-- Listed entries start --

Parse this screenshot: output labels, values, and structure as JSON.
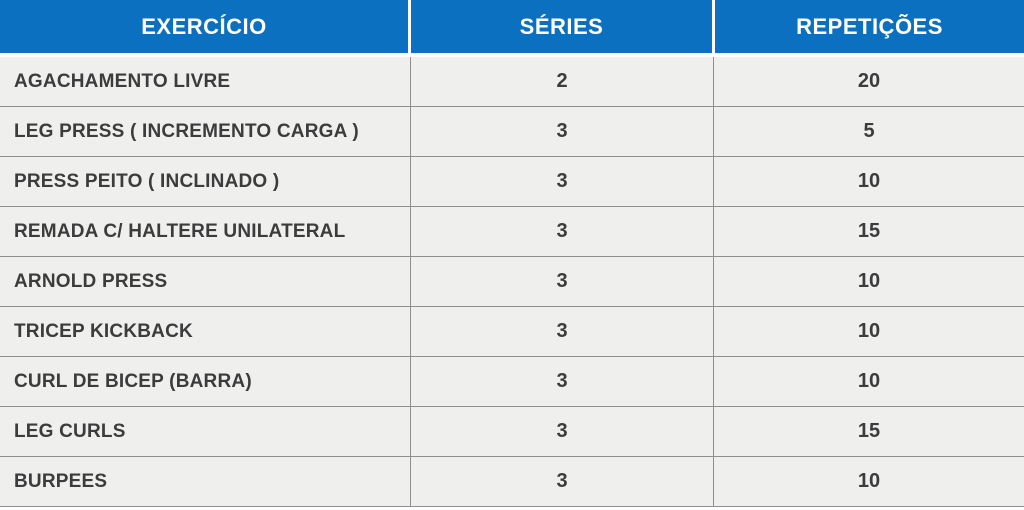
{
  "table": {
    "columns": [
      {
        "id": "exercicio",
        "label": "EXERCÍCIO"
      },
      {
        "id": "series",
        "label": "SÉRIES"
      },
      {
        "id": "repeticoes",
        "label": "REPETIÇÕES"
      }
    ],
    "rows": [
      {
        "exercicio": "AGACHAMENTO LIVRE",
        "series": "2",
        "repeticoes": "20"
      },
      {
        "exercicio": "LEG PRESS ( INCREMENTO CARGA )",
        "series": "3",
        "repeticoes": "5"
      },
      {
        "exercicio": "PRESS PEITO ( INCLINADO )",
        "series": "3",
        "repeticoes": "10"
      },
      {
        "exercicio": "REMADA C/ HALTERE UNILATERAL",
        "series": "3",
        "repeticoes": "15"
      },
      {
        "exercicio": "ARNOLD PRESS",
        "series": "3",
        "repeticoes": "10"
      },
      {
        "exercicio": "TRICEP KICKBACK",
        "series": "3",
        "repeticoes": "10"
      },
      {
        "exercicio": "CURL DE BICEP (BARRA)",
        "series": "3",
        "repeticoes": "10"
      },
      {
        "exercicio": "LEG CURLS",
        "series": "3",
        "repeticoes": "15"
      },
      {
        "exercicio": "BURPEES",
        "series": "3",
        "repeticoes": "10"
      }
    ]
  },
  "colors": {
    "header_bg": "#0b70c0",
    "header_text": "#ffffff",
    "row_bg": "#efefed",
    "grid_line": "#8f8f8f",
    "body_text": "#3c3c3c",
    "divider_white": "#ffffff"
  }
}
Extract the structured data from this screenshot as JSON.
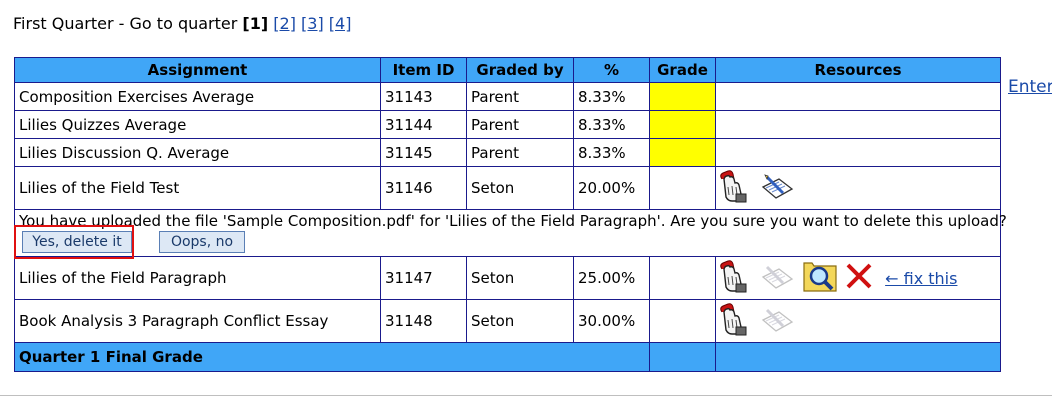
{
  "quarter_nav": {
    "title": "First Quarter - Go to quarter",
    "current": "[1]",
    "links": [
      "[2]",
      "[3]",
      "[4]"
    ]
  },
  "enter_link": "Enter",
  "table": {
    "headers": [
      "Assignment",
      "Item ID",
      "Graded by",
      "%",
      "Grade",
      "Resources"
    ],
    "rows": [
      {
        "assignment": "Composition Exercises Average",
        "item_id": "31143",
        "graded_by": "Parent",
        "percent": "8.33%"
      },
      {
        "assignment": "Lilies Quizzes Average",
        "item_id": "31144",
        "graded_by": "Parent",
        "percent": "8.33%"
      },
      {
        "assignment": "Lilies Discussion Q. Average",
        "item_id": "31145",
        "graded_by": "Parent",
        "percent": "8.33%"
      },
      {
        "assignment": "Lilies of the Field Test",
        "item_id": "31146",
        "graded_by": "Seton",
        "percent": "20.00%"
      },
      {
        "assignment": "Lilies of the Field Paragraph",
        "item_id": "31147",
        "graded_by": "Seton",
        "percent": "25.00%"
      },
      {
        "assignment": "Book Analysis 3 Paragraph Conflict Essay",
        "item_id": "31148",
        "graded_by": "Seton",
        "percent": "30.00%"
      }
    ],
    "confirm": {
      "message": "You have uploaded the file 'Sample Composition.pdf' for 'Lilies of the Field Paragraph'.  Are you sure you want to delete this upload?",
      "yes_label": "Yes, delete it",
      "no_label": "Oops, no"
    },
    "fix_link": "← fix this",
    "final_label": "Quarter 1 Final Grade"
  },
  "colors": {
    "header_bg": "#40a6f7",
    "grade_pending": "#ffff00",
    "highlight_box": "#e01010",
    "link": "#1a4aa8"
  },
  "icons": {
    "upload": "hand-upload-icon",
    "notepad": "notepad-pencil-icon",
    "view": "magnifier-view-icon",
    "delete": "red-x-delete-icon"
  }
}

-- Listed entries end --

Using the records above, list each line that includes "ffffff".

    "header_text": "#ffffff",
    "divider_white": "#ffffff"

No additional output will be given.